_Exercise_. Below are records to repeat exactly. Omit the pictures from the copy.

_Excerpted records_.
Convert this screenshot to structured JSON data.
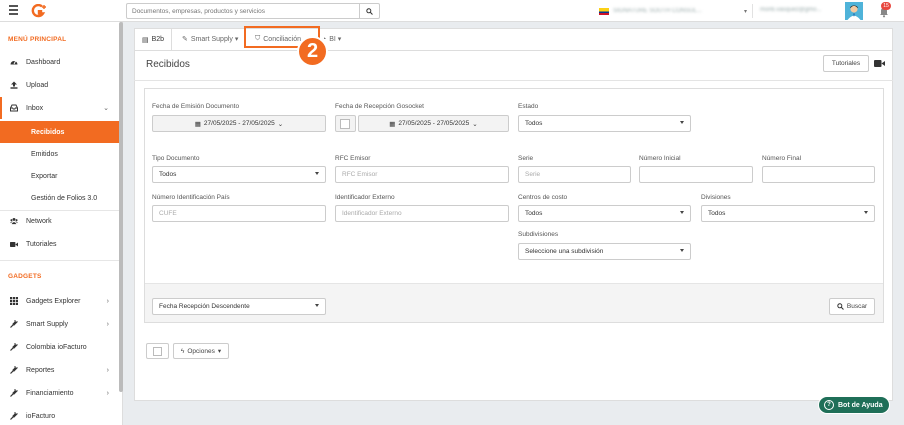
{
  "topbar": {
    "search_placeholder": "Documentos, empresas, productos y servicios",
    "company_name": "SIGNATURE SOUTH CONSUL...",
    "user_email": "monti.vasquez@gmo...",
    "notification_count": "15"
  },
  "sidebar": {
    "menu_title": "MENÚ PRINCIPAL",
    "items": [
      {
        "label": "Dashboard",
        "icon": "dashboard-icon"
      },
      {
        "label": "Upload",
        "icon": "upload-icon"
      },
      {
        "label": "Inbox",
        "icon": "inbox-icon"
      },
      {
        "label": "Recibidos"
      },
      {
        "label": "Emitidos"
      },
      {
        "label": "Exportar"
      },
      {
        "label": "Gestión de Folios 3.0"
      },
      {
        "label": "Network",
        "icon": "network-icon"
      },
      {
        "label": "Tutoriales",
        "icon": "video-icon"
      }
    ],
    "gadgets_title": "GADGETS",
    "gadgets": [
      {
        "label": "Gadgets Explorer"
      },
      {
        "label": "Smart Supply"
      },
      {
        "label": "Colombia ioFacturo"
      },
      {
        "label": "Reportes"
      },
      {
        "label": "Financiamiento"
      },
      {
        "label": "ioFacturo"
      }
    ]
  },
  "tabs": [
    {
      "label": "B2b"
    },
    {
      "label": "Smart Supply ▾"
    },
    {
      "label": "Conciliación"
    },
    {
      "label": "BI ▾"
    }
  ],
  "annotation": {
    "step": "2"
  },
  "page": {
    "title": "Recibidos",
    "tutorials_label": "Tutoriales"
  },
  "filters": {
    "fecha_emision_label": "Fecha de Emisión Documento",
    "fecha_emision_value": "27/05/2025 - 27/05/2025",
    "fecha_recepcion_label": "Fecha de Recepción Gosocket",
    "fecha_recepcion_value": "27/05/2025 - 27/05/2025",
    "estado_label": "Estado",
    "estado_value": "Todos",
    "tipo_doc_label": "Tipo Documento",
    "tipo_doc_value": "Todos",
    "rfc_label": "RFC Emisor",
    "rfc_placeholder": "RFC Emisor",
    "serie_label": "Serie",
    "serie_placeholder": "Serie",
    "num_inicial_label": "Número Inicial",
    "num_final_label": "Número Final",
    "num_ident_label": "Número Identificación País",
    "num_ident_placeholder": "CUFE",
    "id_externo_label": "Identificador Externo",
    "id_externo_placeholder": "Identificador Externo",
    "centros_label": "Centros de costo",
    "centros_value": "Todos",
    "divisiones_label": "Divisiones",
    "divisiones_value": "Todos",
    "subdiv_label": "Subdivisiones",
    "subdiv_value": "Seleccione una subdivisión",
    "sort_value": "Fecha Recepción Descendente",
    "search_label": "Buscar"
  },
  "actions": {
    "options_label": "Opciones"
  },
  "bot": {
    "label": "Bot de Ayuda"
  }
}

_Answer to this exercise_.
Convert this screenshot to structured JSON data.
{
  "topbar": {
    "search_placeholder": "Documentos, empresas, productos y servicios",
    "company_name": "SIGNATURE SOUTH CONSUL...",
    "user_email": "monti.vasquez@gmo...",
    "notification_count": "15"
  },
  "sidebar": {
    "menu_title": "MENÚ PRINCIPAL",
    "items": [
      {
        "label": "Dashboard",
        "icon": "dashboard-icon"
      },
      {
        "label": "Upload",
        "icon": "upload-icon"
      },
      {
        "label": "Inbox",
        "icon": "inbox-icon"
      },
      {
        "label": "Recibidos"
      },
      {
        "label": "Emitidos"
      },
      {
        "label": "Exportar"
      },
      {
        "label": "Gestión de Folios 3.0"
      },
      {
        "label": "Network",
        "icon": "network-icon"
      },
      {
        "label": "Tutoriales",
        "icon": "video-icon"
      }
    ],
    "gadgets_title": "GADGETS",
    "gadgets": [
      {
        "label": "Gadgets Explorer"
      },
      {
        "label": "Smart Supply"
      },
      {
        "label": "Colombia ioFacturo"
      },
      {
        "label": "Reportes"
      },
      {
        "label": "Financiamiento"
      },
      {
        "label": "ioFacturo"
      }
    ]
  },
  "tabs": [
    {
      "label": "B2b"
    },
    {
      "label": "Smart Supply ▾"
    },
    {
      "label": "Conciliación"
    },
    {
      "label": "BI ▾"
    }
  ],
  "annotation": {
    "step": "2"
  },
  "page": {
    "title": "Recibidos",
    "tutorials_label": "Tutoriales"
  },
  "filters": {
    "fecha_emision_label": "Fecha de Emisión Documento",
    "fecha_emision_value": "27/05/2025 - 27/05/2025",
    "fecha_recepcion_label": "Fecha de Recepción Gosocket",
    "fecha_recepcion_value": "27/05/2025 - 27/05/2025",
    "estado_label": "Estado",
    "estado_value": "Todos",
    "tipo_doc_label": "Tipo Documento",
    "tipo_doc_value": "Todos",
    "rfc_label": "RFC Emisor",
    "rfc_placeholder": "RFC Emisor",
    "serie_label": "Serie",
    "serie_placeholder": "Serie",
    "num_inicial_label": "Número Inicial",
    "num_final_label": "Número Final",
    "num_ident_label": "Número Identificación País",
    "num_ident_placeholder": "CUFE",
    "id_externo_label": "Identificador Externo",
    "id_externo_placeholder": "Identificador Externo",
    "centros_label": "Centros de costo",
    "centros_value": "Todos",
    "divisiones_label": "Divisiones",
    "divisiones_value": "Todos",
    "subdiv_label": "Subdivisiones",
    "subdiv_value": "Seleccione una subdivisión",
    "sort_value": "Fecha Recepción Descendente",
    "search_label": "Buscar"
  },
  "actions": {
    "options_label": "Opciones"
  },
  "bot": {
    "label": "Bot de Ayuda"
  }
}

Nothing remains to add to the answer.